▶ _Goal of the exercise_
Every line of the entries below that mentions "deal" is to be copied out.

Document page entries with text
§ §

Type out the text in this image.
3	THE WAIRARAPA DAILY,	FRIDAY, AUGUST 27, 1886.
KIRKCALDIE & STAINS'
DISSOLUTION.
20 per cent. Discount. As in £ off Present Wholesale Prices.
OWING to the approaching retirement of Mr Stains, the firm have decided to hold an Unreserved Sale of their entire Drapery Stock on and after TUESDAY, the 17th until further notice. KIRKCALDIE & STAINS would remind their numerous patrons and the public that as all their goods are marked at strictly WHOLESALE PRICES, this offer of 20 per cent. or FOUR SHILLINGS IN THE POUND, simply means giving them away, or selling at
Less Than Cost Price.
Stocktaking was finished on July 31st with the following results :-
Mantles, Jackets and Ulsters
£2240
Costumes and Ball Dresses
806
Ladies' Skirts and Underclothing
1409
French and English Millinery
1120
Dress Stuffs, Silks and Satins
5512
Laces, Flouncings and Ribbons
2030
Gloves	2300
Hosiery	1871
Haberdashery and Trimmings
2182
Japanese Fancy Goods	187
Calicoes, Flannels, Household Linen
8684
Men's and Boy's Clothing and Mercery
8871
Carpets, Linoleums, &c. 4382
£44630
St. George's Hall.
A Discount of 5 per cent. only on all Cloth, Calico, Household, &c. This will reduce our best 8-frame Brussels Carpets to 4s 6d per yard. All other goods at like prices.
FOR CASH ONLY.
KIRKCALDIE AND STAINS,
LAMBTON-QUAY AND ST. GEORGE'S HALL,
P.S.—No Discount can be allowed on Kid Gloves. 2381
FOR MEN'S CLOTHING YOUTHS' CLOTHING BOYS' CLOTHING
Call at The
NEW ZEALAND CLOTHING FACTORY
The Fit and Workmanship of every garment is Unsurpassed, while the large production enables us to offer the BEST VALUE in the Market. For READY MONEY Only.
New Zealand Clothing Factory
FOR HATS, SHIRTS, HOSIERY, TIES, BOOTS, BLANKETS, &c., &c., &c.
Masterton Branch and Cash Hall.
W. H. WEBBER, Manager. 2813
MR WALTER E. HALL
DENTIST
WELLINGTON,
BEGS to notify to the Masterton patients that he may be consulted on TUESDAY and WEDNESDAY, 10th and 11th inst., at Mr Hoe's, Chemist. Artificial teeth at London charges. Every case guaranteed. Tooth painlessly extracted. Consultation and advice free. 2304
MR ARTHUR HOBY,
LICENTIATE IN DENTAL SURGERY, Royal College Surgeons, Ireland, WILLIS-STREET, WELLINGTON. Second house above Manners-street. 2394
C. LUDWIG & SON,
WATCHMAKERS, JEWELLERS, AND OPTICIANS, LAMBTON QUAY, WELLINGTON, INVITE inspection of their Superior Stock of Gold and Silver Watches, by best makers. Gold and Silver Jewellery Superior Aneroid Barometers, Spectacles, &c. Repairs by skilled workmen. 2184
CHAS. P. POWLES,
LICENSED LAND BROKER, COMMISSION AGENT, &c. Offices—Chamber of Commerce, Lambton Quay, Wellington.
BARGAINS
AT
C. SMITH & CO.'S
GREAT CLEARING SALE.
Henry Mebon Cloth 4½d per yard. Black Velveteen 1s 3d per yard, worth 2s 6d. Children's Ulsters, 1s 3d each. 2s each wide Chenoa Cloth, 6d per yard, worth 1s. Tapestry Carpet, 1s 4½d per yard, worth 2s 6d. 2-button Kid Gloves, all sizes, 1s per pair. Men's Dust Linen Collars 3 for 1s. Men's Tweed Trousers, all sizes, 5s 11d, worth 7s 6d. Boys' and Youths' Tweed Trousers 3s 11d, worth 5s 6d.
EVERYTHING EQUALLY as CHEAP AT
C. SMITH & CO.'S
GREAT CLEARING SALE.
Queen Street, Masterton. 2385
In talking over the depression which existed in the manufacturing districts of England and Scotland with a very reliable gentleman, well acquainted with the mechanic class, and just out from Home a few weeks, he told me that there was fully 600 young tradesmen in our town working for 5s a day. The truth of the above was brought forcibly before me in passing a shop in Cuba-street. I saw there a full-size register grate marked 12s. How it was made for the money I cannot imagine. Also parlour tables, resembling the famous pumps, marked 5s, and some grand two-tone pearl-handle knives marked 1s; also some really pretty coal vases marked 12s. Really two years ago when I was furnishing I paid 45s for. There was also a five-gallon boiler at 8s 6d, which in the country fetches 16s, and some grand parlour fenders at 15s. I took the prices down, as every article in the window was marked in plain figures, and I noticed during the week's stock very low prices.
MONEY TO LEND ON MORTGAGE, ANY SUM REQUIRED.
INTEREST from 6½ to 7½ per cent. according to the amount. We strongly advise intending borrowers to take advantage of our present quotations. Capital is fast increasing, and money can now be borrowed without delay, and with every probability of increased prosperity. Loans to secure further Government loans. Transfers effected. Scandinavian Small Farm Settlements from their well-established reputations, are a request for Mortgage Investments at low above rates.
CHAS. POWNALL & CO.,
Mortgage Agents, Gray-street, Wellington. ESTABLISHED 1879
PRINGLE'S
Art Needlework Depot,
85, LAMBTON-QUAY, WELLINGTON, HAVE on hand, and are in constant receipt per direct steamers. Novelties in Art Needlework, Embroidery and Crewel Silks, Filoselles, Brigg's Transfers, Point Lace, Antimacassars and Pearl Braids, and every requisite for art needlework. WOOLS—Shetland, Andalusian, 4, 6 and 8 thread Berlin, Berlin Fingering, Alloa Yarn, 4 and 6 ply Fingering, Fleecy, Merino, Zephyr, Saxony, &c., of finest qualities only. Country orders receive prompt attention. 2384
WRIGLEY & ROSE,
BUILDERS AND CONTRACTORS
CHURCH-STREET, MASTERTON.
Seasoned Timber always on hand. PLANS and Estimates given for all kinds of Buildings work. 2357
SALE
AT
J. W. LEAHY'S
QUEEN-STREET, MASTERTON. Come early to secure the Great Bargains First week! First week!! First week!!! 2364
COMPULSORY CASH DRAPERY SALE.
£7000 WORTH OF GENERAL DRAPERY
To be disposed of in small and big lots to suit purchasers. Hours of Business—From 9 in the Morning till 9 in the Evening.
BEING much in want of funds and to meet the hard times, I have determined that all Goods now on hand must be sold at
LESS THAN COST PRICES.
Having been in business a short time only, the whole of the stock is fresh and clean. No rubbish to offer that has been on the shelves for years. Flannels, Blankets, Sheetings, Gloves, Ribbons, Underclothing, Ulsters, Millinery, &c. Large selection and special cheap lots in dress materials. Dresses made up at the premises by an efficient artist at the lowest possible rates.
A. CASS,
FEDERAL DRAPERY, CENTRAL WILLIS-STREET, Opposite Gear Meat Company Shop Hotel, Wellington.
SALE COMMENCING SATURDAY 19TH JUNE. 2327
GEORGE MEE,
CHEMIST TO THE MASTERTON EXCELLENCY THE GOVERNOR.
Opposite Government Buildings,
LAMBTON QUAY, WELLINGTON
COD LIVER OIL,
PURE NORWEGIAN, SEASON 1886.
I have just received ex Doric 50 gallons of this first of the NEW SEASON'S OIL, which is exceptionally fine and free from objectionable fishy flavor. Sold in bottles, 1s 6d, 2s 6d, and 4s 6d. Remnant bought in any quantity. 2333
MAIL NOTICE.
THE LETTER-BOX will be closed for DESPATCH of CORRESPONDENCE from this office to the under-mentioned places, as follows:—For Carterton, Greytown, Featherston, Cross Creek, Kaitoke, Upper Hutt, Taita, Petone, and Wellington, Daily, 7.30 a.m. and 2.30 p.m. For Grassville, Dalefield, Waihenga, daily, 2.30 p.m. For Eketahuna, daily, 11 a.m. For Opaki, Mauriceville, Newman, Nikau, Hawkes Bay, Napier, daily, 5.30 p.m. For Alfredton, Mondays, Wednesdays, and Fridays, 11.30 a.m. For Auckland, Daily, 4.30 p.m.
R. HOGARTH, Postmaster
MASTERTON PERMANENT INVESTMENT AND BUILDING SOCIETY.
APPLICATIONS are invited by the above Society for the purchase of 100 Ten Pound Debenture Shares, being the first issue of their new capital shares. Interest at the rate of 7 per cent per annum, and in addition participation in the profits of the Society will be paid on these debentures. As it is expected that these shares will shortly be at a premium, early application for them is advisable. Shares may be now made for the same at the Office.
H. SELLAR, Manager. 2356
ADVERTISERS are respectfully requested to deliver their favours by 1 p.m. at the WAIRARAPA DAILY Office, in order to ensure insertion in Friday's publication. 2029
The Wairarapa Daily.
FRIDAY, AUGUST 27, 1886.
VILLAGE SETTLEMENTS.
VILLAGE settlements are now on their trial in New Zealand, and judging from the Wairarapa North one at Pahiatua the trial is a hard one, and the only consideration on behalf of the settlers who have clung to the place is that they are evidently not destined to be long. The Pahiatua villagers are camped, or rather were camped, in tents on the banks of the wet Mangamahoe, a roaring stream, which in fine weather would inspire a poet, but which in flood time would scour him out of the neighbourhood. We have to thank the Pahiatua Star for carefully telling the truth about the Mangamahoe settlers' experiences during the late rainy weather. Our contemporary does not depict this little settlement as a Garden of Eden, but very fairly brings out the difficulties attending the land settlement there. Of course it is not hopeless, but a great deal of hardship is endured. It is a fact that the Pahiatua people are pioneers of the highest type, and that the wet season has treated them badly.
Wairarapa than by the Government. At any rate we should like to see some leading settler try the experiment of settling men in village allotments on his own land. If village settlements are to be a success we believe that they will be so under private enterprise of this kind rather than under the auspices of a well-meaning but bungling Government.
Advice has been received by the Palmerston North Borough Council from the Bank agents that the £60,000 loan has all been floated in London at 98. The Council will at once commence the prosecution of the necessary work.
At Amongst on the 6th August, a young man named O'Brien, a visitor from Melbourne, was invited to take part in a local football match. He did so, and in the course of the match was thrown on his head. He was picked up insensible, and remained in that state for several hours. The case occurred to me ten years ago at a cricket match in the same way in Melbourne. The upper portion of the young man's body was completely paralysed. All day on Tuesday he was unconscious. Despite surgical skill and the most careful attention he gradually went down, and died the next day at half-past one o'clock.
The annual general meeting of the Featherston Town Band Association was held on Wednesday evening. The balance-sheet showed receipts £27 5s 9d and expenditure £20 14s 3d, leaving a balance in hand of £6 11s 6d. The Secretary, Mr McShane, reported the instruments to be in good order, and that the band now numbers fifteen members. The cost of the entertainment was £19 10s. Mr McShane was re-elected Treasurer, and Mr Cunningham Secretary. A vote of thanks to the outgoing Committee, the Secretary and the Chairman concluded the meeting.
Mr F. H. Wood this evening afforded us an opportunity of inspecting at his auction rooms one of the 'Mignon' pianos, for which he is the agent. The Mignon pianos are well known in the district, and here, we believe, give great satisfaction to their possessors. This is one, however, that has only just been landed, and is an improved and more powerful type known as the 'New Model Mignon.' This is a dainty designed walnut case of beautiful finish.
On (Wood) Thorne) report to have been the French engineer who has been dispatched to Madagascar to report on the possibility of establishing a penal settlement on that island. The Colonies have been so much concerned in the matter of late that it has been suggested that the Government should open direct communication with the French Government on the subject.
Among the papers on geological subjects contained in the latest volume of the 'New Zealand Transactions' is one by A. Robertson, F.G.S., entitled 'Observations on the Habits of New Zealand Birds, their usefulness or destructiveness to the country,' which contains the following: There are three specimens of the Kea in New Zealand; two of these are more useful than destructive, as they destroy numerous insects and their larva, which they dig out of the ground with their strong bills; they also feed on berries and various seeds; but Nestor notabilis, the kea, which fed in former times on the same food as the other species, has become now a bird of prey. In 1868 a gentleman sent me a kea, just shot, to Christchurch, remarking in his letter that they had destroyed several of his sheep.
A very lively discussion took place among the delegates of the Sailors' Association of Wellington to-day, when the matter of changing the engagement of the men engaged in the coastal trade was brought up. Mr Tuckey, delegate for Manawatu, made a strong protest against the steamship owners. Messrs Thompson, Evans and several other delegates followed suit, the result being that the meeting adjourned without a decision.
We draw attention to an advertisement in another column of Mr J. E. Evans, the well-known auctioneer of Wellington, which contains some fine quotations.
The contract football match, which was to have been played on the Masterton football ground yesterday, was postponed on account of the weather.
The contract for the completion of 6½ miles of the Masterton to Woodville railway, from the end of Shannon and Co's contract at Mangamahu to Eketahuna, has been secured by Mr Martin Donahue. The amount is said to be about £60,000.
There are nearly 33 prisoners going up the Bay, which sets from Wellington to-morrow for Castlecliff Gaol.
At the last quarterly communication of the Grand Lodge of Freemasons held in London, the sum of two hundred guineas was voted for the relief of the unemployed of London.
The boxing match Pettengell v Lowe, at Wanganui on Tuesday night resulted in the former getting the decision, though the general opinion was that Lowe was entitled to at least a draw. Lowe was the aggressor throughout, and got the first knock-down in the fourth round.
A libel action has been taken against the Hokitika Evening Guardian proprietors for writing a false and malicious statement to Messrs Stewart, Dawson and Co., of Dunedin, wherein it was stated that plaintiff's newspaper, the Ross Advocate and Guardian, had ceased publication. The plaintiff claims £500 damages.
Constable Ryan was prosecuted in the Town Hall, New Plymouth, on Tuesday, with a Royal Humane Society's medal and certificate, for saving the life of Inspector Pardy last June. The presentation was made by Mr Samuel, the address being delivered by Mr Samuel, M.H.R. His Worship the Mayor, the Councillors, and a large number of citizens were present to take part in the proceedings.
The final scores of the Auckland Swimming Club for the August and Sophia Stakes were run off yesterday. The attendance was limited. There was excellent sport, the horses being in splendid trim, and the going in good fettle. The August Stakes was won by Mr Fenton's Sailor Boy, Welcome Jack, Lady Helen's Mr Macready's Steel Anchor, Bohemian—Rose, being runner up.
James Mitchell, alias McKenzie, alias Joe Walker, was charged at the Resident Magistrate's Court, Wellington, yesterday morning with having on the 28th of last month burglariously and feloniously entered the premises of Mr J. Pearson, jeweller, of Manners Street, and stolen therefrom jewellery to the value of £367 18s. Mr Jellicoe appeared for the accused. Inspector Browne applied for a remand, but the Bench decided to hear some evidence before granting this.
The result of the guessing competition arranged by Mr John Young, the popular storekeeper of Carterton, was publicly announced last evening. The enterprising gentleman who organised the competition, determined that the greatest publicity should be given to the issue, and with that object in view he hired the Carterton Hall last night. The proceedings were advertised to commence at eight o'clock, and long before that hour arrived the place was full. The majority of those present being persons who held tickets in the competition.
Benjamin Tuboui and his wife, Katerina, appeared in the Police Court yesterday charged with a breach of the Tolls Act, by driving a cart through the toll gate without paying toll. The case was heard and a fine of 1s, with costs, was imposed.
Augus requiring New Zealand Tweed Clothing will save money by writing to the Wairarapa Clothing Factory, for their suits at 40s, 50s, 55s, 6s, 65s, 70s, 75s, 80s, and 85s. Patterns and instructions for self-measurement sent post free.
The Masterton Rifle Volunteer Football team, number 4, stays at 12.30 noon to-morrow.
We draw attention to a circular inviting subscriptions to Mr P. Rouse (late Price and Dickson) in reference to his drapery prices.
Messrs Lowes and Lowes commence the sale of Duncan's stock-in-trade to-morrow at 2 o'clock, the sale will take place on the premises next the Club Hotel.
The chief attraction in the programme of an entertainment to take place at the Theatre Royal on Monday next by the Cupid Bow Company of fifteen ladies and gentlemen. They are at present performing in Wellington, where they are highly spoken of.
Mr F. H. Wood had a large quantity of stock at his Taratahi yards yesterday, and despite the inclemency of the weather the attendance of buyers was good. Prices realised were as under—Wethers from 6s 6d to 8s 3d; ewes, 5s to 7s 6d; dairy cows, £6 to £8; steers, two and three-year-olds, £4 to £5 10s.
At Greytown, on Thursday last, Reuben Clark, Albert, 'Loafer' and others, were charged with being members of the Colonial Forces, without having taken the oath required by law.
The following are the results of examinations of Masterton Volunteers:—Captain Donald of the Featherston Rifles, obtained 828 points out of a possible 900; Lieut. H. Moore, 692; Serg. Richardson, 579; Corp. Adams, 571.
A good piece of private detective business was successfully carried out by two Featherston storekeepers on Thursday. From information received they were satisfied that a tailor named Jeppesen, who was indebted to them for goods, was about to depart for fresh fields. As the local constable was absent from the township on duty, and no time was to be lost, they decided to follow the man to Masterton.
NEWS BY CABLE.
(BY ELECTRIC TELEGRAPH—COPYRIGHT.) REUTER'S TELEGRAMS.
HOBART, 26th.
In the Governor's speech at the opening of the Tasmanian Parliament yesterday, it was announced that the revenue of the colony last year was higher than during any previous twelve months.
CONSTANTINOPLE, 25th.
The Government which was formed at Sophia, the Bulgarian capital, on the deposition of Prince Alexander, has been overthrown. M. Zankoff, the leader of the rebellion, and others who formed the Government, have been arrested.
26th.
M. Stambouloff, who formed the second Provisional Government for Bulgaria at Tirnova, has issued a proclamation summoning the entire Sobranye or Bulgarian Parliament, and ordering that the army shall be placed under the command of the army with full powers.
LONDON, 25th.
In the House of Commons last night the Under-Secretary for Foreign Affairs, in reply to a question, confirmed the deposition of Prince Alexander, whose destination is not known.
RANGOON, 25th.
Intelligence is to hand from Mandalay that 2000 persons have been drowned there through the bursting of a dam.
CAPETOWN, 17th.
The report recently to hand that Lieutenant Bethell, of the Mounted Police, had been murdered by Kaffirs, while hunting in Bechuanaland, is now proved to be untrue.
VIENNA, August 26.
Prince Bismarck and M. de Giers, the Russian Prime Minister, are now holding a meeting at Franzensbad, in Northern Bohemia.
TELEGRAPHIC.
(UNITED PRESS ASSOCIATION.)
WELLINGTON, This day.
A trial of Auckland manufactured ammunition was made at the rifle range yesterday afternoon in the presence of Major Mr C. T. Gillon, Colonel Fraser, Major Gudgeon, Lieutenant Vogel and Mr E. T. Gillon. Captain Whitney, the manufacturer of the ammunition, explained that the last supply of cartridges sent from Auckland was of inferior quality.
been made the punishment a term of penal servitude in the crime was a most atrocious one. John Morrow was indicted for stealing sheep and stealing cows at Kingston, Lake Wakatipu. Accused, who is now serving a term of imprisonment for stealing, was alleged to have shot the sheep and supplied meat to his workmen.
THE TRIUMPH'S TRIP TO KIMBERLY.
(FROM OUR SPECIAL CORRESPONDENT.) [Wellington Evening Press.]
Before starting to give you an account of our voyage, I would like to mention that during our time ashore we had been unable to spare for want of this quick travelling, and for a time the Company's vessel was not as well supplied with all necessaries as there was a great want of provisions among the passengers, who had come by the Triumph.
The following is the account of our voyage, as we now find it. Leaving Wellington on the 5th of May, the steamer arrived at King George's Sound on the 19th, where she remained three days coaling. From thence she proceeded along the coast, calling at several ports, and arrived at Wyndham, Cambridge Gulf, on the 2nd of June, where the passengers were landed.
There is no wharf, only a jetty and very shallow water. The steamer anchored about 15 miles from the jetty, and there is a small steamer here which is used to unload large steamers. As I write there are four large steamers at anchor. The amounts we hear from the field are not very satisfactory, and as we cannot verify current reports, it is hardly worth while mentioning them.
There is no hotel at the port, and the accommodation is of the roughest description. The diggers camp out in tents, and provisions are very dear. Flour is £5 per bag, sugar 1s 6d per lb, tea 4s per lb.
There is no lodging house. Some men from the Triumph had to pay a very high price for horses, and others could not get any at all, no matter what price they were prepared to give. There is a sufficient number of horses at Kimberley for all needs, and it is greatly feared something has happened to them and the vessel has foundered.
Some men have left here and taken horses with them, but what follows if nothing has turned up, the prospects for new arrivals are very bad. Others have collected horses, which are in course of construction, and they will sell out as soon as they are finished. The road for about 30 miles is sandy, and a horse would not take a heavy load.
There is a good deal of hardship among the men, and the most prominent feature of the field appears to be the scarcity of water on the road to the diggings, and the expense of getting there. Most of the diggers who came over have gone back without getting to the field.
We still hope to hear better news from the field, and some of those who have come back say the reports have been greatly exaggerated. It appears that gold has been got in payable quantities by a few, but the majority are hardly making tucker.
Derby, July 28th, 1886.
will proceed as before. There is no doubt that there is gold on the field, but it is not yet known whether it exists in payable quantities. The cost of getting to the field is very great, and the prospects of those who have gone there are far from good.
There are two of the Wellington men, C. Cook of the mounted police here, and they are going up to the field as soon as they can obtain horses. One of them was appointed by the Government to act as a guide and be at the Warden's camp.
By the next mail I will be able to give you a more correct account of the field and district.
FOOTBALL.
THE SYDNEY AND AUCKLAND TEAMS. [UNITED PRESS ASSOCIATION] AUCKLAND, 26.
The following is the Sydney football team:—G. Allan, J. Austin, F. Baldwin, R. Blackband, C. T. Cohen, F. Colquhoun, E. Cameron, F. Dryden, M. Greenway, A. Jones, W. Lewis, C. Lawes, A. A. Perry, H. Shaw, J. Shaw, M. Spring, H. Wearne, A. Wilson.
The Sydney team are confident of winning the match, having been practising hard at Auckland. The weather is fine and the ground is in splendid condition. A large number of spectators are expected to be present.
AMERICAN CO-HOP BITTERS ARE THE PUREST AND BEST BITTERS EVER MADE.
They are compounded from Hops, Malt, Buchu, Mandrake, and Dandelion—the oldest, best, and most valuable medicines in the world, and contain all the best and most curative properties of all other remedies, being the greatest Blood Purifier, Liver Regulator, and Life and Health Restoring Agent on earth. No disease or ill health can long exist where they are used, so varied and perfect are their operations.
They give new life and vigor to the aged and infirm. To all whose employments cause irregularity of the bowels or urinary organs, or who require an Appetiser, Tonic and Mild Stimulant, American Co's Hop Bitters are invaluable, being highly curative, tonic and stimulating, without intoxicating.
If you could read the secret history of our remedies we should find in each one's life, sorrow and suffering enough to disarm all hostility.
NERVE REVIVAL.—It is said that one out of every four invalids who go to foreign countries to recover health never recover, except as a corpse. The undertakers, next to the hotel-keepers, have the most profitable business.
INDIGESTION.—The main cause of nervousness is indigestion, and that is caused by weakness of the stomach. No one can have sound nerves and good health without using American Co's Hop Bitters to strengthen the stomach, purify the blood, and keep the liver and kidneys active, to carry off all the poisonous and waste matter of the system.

§ §

▶ _Solution to this problem_
VILLAGE settlements are now on their trial in New Zealand, and judging from the Wairarapa North one at Pahiatua the trial is a hard one, and the only consideration on behalf of the settlers who have clung to the place is that they are evidently not destined to be long. The Pahiatua villagers are camped, or rather were camped, in tents on the banks of the wet Mangamahoe, a roaring stream, which in fine weather would inspire a poet, but which in flood time would scour him out of the neighbourhood. We have to thank the Pahiatua Star for carefully telling the truth about the Mangamahoe settlers' experiences during the late rainy weather. Our contemporary does not depict this little settlement as a Garden of Eden, but very fairly brings out the difficulties attending the land settlement there. Of course it is not hopeless, but a great deal of hardship is endured. It is a fact that the Pahiatua people are pioneers of the highest type, and that the wet season has treated them badly.
There is a good deal of hardship among the men, and the most prominent feature of the field appears to be the scarcity of water on the road to the diggings, and the expense of getting there. Most of the diggers who came over have gone back without getting to the field.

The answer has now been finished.